**Objective**
Output all of the data below exactly as given.

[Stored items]
★ ★ ★ ★
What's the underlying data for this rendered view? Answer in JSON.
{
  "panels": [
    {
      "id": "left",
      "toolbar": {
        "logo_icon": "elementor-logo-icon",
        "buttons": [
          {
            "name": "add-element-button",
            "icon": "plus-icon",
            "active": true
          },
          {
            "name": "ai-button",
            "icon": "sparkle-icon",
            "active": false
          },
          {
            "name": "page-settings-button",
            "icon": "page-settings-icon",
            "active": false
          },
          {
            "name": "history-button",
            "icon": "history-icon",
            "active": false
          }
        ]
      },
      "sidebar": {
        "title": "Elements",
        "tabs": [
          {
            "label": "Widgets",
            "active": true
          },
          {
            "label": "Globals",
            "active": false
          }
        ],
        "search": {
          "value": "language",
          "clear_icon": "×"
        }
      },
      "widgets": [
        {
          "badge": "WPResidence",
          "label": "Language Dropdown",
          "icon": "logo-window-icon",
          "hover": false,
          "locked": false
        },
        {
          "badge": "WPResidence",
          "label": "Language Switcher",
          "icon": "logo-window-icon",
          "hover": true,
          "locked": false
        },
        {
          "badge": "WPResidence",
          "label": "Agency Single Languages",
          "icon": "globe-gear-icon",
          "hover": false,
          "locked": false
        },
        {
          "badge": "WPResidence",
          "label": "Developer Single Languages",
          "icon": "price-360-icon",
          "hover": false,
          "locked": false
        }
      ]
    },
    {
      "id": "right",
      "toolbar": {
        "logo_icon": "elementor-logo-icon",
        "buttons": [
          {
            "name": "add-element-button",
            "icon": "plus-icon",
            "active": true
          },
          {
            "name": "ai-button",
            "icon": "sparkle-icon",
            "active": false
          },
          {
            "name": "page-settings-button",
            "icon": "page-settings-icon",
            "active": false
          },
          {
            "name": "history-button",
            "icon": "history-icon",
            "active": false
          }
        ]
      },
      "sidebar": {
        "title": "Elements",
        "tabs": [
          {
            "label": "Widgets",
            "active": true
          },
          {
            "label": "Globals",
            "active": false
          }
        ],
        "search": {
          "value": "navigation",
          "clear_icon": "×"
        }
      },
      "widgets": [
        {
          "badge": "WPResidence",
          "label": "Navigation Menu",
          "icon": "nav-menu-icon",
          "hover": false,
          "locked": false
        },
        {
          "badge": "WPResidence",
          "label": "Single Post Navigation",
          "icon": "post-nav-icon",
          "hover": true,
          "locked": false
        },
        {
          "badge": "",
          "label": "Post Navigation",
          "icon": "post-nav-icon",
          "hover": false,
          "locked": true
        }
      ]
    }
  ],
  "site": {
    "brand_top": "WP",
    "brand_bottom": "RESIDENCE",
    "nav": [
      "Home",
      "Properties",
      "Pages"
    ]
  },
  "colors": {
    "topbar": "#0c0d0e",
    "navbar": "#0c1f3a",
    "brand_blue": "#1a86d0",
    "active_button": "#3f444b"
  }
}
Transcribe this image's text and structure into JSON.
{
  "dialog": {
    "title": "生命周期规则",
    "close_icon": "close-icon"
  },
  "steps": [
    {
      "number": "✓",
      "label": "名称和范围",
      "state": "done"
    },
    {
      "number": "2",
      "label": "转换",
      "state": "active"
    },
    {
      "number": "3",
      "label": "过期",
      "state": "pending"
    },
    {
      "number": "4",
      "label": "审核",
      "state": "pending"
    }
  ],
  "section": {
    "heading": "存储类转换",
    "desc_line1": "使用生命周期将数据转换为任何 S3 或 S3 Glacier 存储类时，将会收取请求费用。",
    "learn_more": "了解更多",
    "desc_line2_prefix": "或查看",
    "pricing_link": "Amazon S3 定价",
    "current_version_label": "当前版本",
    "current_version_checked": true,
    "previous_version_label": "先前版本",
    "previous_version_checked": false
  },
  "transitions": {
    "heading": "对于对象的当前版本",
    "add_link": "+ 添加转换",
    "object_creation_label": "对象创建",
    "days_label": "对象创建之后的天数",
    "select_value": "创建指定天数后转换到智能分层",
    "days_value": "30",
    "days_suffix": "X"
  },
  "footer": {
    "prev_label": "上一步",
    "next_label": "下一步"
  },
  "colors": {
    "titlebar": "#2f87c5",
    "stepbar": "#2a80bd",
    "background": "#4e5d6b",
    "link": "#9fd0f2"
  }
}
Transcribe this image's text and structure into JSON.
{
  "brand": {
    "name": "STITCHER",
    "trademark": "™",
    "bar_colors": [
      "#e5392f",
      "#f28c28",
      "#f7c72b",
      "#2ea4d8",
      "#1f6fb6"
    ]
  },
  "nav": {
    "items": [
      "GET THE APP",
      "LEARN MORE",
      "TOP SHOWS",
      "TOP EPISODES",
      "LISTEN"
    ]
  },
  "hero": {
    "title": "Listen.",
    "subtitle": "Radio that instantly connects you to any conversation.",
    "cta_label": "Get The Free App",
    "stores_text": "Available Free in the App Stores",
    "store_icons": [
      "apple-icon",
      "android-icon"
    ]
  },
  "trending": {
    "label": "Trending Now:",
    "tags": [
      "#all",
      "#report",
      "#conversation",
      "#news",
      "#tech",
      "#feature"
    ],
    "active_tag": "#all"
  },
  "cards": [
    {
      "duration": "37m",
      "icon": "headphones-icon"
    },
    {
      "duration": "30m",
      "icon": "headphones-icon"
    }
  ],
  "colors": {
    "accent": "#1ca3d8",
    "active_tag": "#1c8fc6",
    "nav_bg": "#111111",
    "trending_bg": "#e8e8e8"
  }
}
★ ★ ★ ★
**Exercise solution**
What's the underlying data for this rendered view? Answer in JSON.
{
  "panels": [
    {
      "id": "left",
      "toolbar": {
        "logo_icon": "elementor-logo-icon",
        "buttons": [
          {
            "name": "add-element-button",
            "icon": "plus-icon",
            "active": true
          },
          {
            "name": "ai-button",
            "icon": "sparkle-icon",
            "active": false
          },
          {
            "name": "page-settings-button",
            "icon": "page-settings-icon",
            "active": false
          },
          {
            "name": "history-button",
            "icon": "history-icon",
            "active": false
          }
        ]
      },
      "sidebar": {
        "title": "Elements",
        "tabs": [
          {
            "label": "Widgets",
            "active": true
          },
          {
            "label": "Globals",
            "active": false
          }
        ],
        "search": {
          "value": "language",
          "clear_icon": "×"
        }
      },
      "widgets": [
        {
          "badge": "WPResidence",
          "label": "Language Dropdown",
          "icon": "logo-window-icon",
          "hover": false,
          "locked": false
        },
        {
          "badge": "WPResidence",
          "label": "Language Switcher",
          "icon": "logo-window-icon",
          "hover": true,
          "locked": false
        },
        {
          "badge": "WPResidence",
          "label": "Agency Single Languages",
          "icon": "globe-gear-icon",
          "hover": false,
          "locked": false
        },
        {
          "badge": "WPResidence",
          "label": "Developer Single Languages",
          "icon": "price-360-icon",
          "hover": false,
          "locked": false
        }
      ]
    },
    {
      "id": "right",
      "toolbar": {
        "logo_icon": "elementor-logo-icon",
        "buttons": [
          {
            "name": "add-element-button",
            "icon": "plus-icon",
            "active": true
          },
          {
            "name": "ai-button",
            "icon": "sparkle-icon",
            "active": false
          },
          {
            "name": "page-settings-button",
            "icon": "page-settings-icon",
            "active": false
          },
          {
            "name": "history-button",
            "icon": "history-icon",
            "active": false
          }
        ]
      },
      "sidebar": {
        "title": "Elements",
        "tabs": [
          {
            "label": "Widgets",
            "active": true
          },
          {
            "label": "Globals",
            "active": false
          }
        ],
        "search": {
          "value": "navigation",
          "clear_icon": "×"
        }
      },
      "widgets": [
        {
          "badge": "WPResidence",
          "label": "Navigation Menu",
          "icon": "nav-menu-icon",
          "hover": false,
          "locked": false
        },
        {
          "badge": "WPResidence",
          "label": "Single Post Navigation",
          "icon": "post-nav-icon",
          "hover": true,
          "locked": false
        },
        {
          "badge": "",
          "label": "Post Navigation",
          "icon": "post-nav-icon",
          "hover": false,
          "locked": true
        }
      ]
    }
  ],
  "site": {
    "brand_top": "WP",
    "brand_bottom": "RESIDENCE",
    "nav": [
      "Home",
      "Properties",
      "Pages"
    ]
  },
  "colors": {
    "topbar": "#0c0d0e",
    "navbar": "#0c1f3a",
    "brand_blue": "#1a86d0",
    "active_button": "#3f444b"
  }
}
Transcribe this image's text and structure into JSON.
{
  "dialog": {
    "title": "生命周期规则",
    "close_icon": "close-icon"
  },
  "steps": [
    {
      "number": "✓",
      "label": "名称和范围",
      "state": "done"
    },
    {
      "number": "2",
      "label": "转换",
      "state": "active"
    },
    {
      "number": "3",
      "label": "过期",
      "state": "pending"
    },
    {
      "number": "4",
      "label": "审核",
      "state": "pending"
    }
  ],
  "section": {
    "heading": "存储类转换",
    "desc_line1": "使用生命周期将数据转换为任何 S3 或 S3 Glacier 存储类时，将会收取请求费用。",
    "learn_more": "了解更多",
    "desc_line2_prefix": "或查看",
    "pricing_link": "Amazon S3 定价",
    "current_version_label": "当前版本",
    "current_version_checked": true,
    "previous_version_label": "先前版本",
    "previous_version_checked": false
  },
  "transitions": {
    "heading": "对于对象的当前版本",
    "add_link": "+ 添加转换",
    "object_creation_label": "对象创建",
    "days_label": "对象创建之后的天数",
    "select_value": "创建指定天数后转换到智能分层",
    "days_value": "30",
    "days_suffix": "X"
  },
  "footer": {
    "prev_label": "上一步",
    "next_label": "下一步"
  },
  "colors": {
    "titlebar": "#2f87c5",
    "stepbar": "#2a80bd",
    "background": "#4e5d6b",
    "link": "#9fd0f2"
  }
}
Transcribe this image's text and structure into JSON.
{
  "brand": {
    "name": "STITCHER",
    "trademark": "™",
    "bar_colors": [
      "#e5392f",
      "#f28c28",
      "#f7c72b",
      "#2ea4d8",
      "#1f6fb6"
    ]
  },
  "nav": {
    "items": [
      "GET THE APP",
      "LEARN MORE",
      "TOP SHOWS",
      "TOP EPISODES",
      "LISTEN"
    ]
  },
  "hero": {
    "title": "Listen.",
    "subtitle": "Radio that instantly connects you to any conversation.",
    "cta_label": "Get The Free App",
    "stores_text": "Available Free in the App Stores",
    "store_icons": [
      "apple-icon",
      "android-icon"
    ]
  },
  "trending": {
    "label": "Trending Now:",
    "tags": [
      "#all",
      "#report",
      "#conversation",
      "#news",
      "#tech",
      "#feature"
    ],
    "active_tag": "#all"
  },
  "cards": [
    {
      "duration": "37m",
      "icon": "headphones-icon"
    },
    {
      "duration": "30m",
      "icon": "headphones-icon"
    }
  ],
  "colors": {
    "accent": "#1ca3d8",
    "active_tag": "#1c8fc6",
    "nav_bg": "#111111",
    "trending_bg": "#e8e8e8"
  }
}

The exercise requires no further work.